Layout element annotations
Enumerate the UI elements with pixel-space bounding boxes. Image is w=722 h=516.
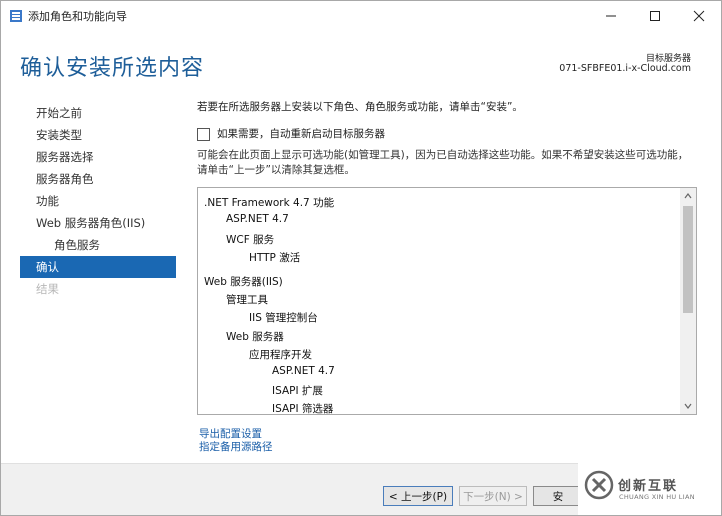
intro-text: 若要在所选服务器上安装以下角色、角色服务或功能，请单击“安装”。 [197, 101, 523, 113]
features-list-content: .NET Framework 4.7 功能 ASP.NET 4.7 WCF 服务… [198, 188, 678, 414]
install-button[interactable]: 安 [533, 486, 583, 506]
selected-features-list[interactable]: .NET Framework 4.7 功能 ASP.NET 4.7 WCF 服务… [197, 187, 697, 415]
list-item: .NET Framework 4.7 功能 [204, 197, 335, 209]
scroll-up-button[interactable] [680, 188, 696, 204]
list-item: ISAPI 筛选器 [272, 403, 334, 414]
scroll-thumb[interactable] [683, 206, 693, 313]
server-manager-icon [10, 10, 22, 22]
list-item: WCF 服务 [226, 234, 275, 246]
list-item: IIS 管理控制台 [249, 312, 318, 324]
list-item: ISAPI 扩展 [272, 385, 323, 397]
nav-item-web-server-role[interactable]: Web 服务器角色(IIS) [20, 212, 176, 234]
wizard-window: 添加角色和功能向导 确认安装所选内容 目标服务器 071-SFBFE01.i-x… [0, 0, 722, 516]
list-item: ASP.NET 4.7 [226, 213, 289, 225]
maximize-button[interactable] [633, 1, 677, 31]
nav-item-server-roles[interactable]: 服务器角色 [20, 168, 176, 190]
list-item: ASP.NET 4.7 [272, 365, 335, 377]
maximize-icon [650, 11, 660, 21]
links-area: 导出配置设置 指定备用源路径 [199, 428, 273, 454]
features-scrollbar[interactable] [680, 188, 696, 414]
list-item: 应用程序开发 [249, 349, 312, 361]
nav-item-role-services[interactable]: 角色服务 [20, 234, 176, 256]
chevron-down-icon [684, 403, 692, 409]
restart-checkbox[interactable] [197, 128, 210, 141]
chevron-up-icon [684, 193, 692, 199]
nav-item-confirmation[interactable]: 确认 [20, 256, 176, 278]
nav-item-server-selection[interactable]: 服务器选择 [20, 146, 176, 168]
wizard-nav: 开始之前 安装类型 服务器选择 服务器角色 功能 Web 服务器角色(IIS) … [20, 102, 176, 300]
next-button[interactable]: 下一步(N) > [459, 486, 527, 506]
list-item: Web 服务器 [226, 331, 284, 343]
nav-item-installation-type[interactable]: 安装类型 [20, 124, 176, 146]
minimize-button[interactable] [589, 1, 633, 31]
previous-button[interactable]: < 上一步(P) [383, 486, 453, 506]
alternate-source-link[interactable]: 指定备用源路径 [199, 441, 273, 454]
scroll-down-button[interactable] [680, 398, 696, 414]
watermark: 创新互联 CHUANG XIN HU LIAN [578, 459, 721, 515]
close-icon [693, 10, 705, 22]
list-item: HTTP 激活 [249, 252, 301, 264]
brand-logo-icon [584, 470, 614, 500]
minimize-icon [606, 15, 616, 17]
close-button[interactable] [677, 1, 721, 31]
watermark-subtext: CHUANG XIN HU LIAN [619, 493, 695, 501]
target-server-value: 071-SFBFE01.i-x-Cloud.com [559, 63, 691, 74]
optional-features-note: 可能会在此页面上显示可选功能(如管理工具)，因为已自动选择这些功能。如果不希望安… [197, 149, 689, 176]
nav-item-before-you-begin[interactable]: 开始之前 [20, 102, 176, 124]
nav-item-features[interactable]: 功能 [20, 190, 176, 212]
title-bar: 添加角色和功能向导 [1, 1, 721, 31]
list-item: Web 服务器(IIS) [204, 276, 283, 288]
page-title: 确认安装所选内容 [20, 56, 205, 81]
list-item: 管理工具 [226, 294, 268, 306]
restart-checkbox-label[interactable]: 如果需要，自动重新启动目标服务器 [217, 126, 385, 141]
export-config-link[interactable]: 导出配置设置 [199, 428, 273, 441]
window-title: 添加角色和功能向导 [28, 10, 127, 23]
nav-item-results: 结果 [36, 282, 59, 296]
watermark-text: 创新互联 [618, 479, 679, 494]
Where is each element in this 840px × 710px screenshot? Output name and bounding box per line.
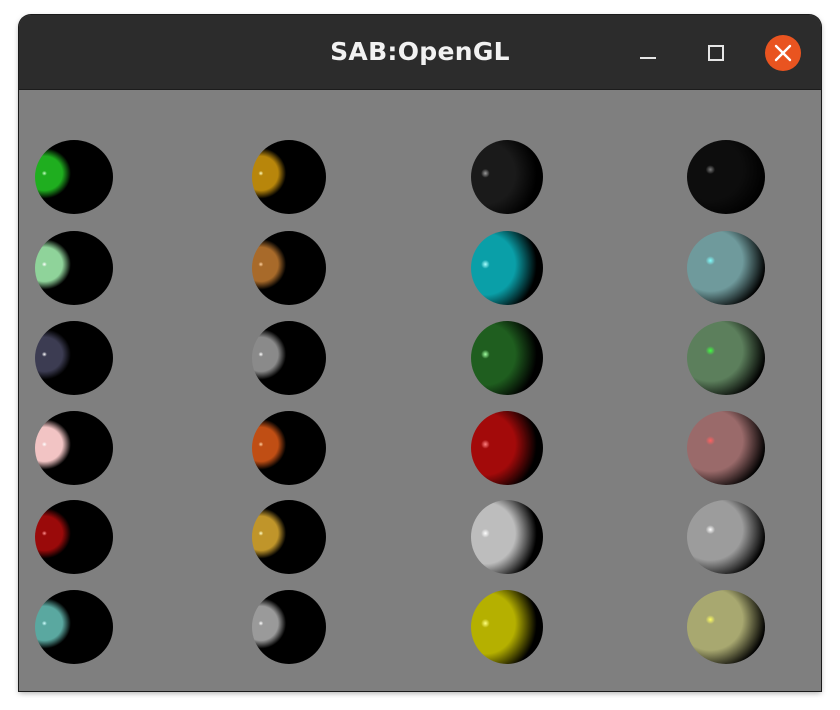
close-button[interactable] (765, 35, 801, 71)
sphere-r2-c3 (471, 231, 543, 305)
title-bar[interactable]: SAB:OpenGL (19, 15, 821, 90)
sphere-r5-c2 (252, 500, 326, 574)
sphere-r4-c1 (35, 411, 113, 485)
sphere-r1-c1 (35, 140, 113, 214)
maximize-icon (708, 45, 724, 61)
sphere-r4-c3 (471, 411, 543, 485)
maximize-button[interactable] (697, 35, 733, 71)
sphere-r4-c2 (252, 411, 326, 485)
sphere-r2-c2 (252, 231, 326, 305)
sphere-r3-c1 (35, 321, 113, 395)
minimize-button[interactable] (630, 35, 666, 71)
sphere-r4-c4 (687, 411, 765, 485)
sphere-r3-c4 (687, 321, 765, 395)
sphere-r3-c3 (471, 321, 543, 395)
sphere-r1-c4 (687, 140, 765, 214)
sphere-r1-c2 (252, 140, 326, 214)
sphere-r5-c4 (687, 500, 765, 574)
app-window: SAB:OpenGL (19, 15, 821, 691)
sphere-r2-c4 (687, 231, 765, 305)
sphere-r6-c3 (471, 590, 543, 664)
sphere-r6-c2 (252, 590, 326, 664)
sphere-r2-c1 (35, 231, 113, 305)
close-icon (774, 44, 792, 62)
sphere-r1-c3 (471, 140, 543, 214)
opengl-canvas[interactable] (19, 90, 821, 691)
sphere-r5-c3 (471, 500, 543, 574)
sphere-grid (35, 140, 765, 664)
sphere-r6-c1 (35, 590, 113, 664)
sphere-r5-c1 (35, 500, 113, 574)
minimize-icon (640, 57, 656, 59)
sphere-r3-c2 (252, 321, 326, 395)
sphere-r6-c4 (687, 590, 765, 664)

CHALLENGE: Render every line of the records above as a single numbered list, omitting blank lines and the pictures.

IN RESPONSE:
1. Enumerate the UI elements with pixel-space bounding boxes. Image is w=722 h=516.
2. intro-text: 若要在所选服务器上安装以下角色、角色服务或功能，请单击“安装”。 [197, 101, 523, 113]
3. features-list-content: .NET Framework 4.7 功能 ASP.NET 4.7 WCF 服务… [198, 188, 678, 414]
4. install-button[interactable]: 安 [533, 486, 583, 506]
5. selected-features-list[interactable]: .NET Framework 4.7 功能 ASP.NET 4.7 WCF 服务… [197, 187, 697, 415]
6. list-item: .NET Framework 4.7 功能 [204, 197, 335, 209]
7. scroll-up-button[interactable] [680, 188, 696, 204]
8. list-item: ISAPI 筛选器 [272, 403, 334, 414]
9. scroll-thumb[interactable] [683, 206, 693, 313]
10. server-manager-icon [10, 10, 22, 22]
11. list-item: WCF 服务 [226, 234, 275, 246]
12. list-item: IIS 管理控制台 [249, 312, 318, 324]
13. list-item: ISAPI 扩展 [272, 385, 323, 397]
14. nav-item-web-server-role[interactable]: Web 服务器角色(IIS) [20, 212, 176, 234]
15. wizard-window: 添加角色和功能向导 确认安装所选内容 目标服务器 071-SFBFE01.i-x… [0, 0, 722, 516]
16. list-item: ASP.NET 4.7 [226, 213, 289, 225]
17. maximize-button[interactable] [633, 1, 677, 31]
18. nav-item-server-roles[interactable]: 服务器角色 [20, 168, 176, 190]
19. list-item: ASP.NET 4.7 [272, 365, 335, 377]
20. maximize-icon [650, 11, 660, 21]
21. links-area: 导出配置设置 指定备用源路径 [199, 428, 273, 454]
22. features-scrollbar[interactable] [680, 188, 696, 414]
23. list-item: 应用程序开发 [249, 349, 312, 361]
24. nav-item-role-services[interactable]: 角色服务 [20, 234, 176, 256]
25. chevron-down-icon [684, 403, 692, 409]
26. restart-checkbox[interactable] [197, 128, 210, 141]
27. chevron-up-icon [684, 193, 692, 199]
28. nav-item-confirmation[interactable]: 确认 [20, 256, 176, 278]
29. nav-item-server-selection[interactable]: 服务器选择 [20, 146, 176, 168]
30. wizard-nav: 开始之前 安装类型 服务器选择 服务器角色 功能 Web 服务器角色(IIS) … [20, 102, 176, 300]
31. next-button[interactable]: 下一步(N) > [459, 486, 527, 506]
32. list-item: Web 服务器 [226, 331, 284, 343]
33. nav-item-installation-type[interactable]: 安装类型 [20, 124, 176, 146]
34. minimize-button[interactable] [589, 1, 633, 31]
35. previous-button[interactable]: < 上一步(P) [383, 486, 453, 506]
36. alternate-source-link[interactable]: 指定备用源路径 [199, 441, 273, 454]
37. scroll-down-button[interactable] [680, 398, 696, 414]
38. watermark: 创新互联 CHUANG XIN HU LIAN [578, 459, 721, 515]
39. close-icon [693, 10, 705, 22]
40. list-item: HTTP 激活 [249, 252, 301, 264]
41. brand-logo-icon [584, 470, 614, 500]
42. minimize-icon [606, 15, 616, 17]
43. close-button[interactable] [677, 1, 721, 31]
44. watermark-subtext: CHUANG XIN HU LIAN [619, 493, 695, 501]
45. target-server-value: 071-SFBFE01.i-x-Cloud.com [559, 63, 691, 74]
46. optional-features-note: 可能会在此页面上显示可选功能(如管理工具)，因为已自动选择这些功能。如果不希望安… [197, 149, 689, 176]
47. nav-item-before-you-begin[interactable]: 开始之前 [20, 102, 176, 124]
48. nav-item-features[interactable]: 功能 [20, 190, 176, 212]
49. title-bar: 添加角色和功能向导 [1, 1, 721, 31]
50. list-item: Web 服务器(IIS) [204, 276, 283, 288]
51. page-title: 确认安装所选内容 [20, 56, 205, 81]
52. list-item: 管理工具 [226, 294, 268, 306]
53. restart-checkbox-label[interactable]: 如果需要，自动重新启动目标服务器 [217, 126, 385, 141]
54. export-config-link[interactable]: 导出配置设置 [199, 428, 273, 441]
55. window-title: 添加角色和功能向导 [28, 10, 127, 23]
56. nav-item-results: 结果 [36, 282, 59, 296]
57. watermark-text: 创新互联 [618, 479, 679, 494]
58. Where is each element in this 840px × 710px screenshot? Output name and bounding box per line.
59. close-button[interactable] (765, 35, 801, 71)
60. sphere-r2-c3 (471, 231, 543, 305)
61. title-bar[interactable]: SAB:OpenGL (19, 15, 821, 90)
62. sphere-r5-c2 (252, 500, 326, 574)
63. sphere-r4-c1 (35, 411, 113, 485)
64. sphere-r1-c1 (35, 140, 113, 214)
65. maximize-icon (708, 45, 724, 61)
66. sphere-r4-c3 (471, 411, 543, 485)
67. maximize-button[interactable] (697, 35, 733, 71)
68. sphere-r4-c2 (252, 411, 326, 485)
69. sphere-r2-c2 (252, 231, 326, 305)
70. sphere-r3-c1 (35, 321, 113, 395)
71. minimize-button[interactable] (630, 35, 666, 71)
72. sphere-r4-c4 (687, 411, 765, 485)
73. sphere-r3-c4 (687, 321, 765, 395)
74. sphere-r3-c3 (471, 321, 543, 395)
75. sphere-r1-c4 (687, 140, 765, 214)
76. sphere-r1-c2 (252, 140, 326, 214)
77. sphere-r5-c4 (687, 500, 765, 574)
78. app-window: SAB:OpenGL (19, 15, 821, 691)
79. sphere-r2-c4 (687, 231, 765, 305)
80. sphere-r6-c3 (471, 590, 543, 664)
81. sphere-r6-c2 (252, 590, 326, 664)
82. sphere-r2-c1 (35, 231, 113, 305)
83. close-icon (774, 44, 792, 62)
84. sphere-r1-c3 (471, 140, 543, 214)
85. opengl-canvas[interactable] (19, 90, 821, 691)
86. sphere-r5-c3 (471, 500, 543, 574)
87. sphere-grid (35, 140, 765, 664)
88. sphere-r6-c1 (35, 590, 113, 664)
89. sphere-r5-c1 (35, 500, 113, 574)
90. minimize-icon (640, 57, 656, 59)
91. sphere-r3-c2 (252, 321, 326, 395)
92. sphere-r6-c4 (687, 590, 765, 664)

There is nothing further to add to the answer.